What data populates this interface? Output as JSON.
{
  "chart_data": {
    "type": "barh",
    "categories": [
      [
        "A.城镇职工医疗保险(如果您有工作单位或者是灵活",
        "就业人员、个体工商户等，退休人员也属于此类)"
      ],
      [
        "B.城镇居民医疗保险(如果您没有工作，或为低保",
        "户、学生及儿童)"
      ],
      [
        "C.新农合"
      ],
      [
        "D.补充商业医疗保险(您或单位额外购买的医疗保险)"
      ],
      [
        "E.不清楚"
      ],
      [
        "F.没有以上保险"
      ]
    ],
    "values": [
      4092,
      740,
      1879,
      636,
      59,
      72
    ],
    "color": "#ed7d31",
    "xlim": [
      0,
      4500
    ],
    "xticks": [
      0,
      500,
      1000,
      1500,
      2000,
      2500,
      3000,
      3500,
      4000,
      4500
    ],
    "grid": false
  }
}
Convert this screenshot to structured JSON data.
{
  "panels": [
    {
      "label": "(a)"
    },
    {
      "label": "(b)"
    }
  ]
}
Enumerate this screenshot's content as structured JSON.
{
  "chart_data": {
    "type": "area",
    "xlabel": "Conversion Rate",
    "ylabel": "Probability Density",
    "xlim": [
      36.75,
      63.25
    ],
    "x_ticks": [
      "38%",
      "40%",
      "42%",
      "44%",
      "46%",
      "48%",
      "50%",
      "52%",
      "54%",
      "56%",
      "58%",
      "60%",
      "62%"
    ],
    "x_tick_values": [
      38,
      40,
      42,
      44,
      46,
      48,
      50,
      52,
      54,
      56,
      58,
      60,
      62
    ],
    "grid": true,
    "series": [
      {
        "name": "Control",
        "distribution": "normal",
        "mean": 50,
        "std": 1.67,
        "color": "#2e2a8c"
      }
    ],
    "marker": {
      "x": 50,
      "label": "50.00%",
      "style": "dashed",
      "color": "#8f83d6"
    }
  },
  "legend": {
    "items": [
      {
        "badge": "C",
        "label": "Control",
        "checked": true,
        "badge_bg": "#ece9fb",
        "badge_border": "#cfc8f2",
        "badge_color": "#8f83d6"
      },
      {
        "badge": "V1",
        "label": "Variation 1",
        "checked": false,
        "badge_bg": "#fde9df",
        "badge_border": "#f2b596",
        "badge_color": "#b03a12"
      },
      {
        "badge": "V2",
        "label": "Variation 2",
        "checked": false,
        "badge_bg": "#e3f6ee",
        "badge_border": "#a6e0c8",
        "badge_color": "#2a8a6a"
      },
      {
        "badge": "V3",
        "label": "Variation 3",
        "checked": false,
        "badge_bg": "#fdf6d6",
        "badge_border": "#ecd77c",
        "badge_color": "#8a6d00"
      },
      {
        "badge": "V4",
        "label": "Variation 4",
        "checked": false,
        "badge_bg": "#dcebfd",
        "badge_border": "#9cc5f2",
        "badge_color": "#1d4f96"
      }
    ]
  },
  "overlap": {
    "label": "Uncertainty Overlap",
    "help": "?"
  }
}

● **What is needed**:
In the entries above, find every line holding the word "structured" and copy it out.

● **Task answer**:
Convert this screenshot to structured JSON data.
Enumerate this screenshot's content as structured JSON.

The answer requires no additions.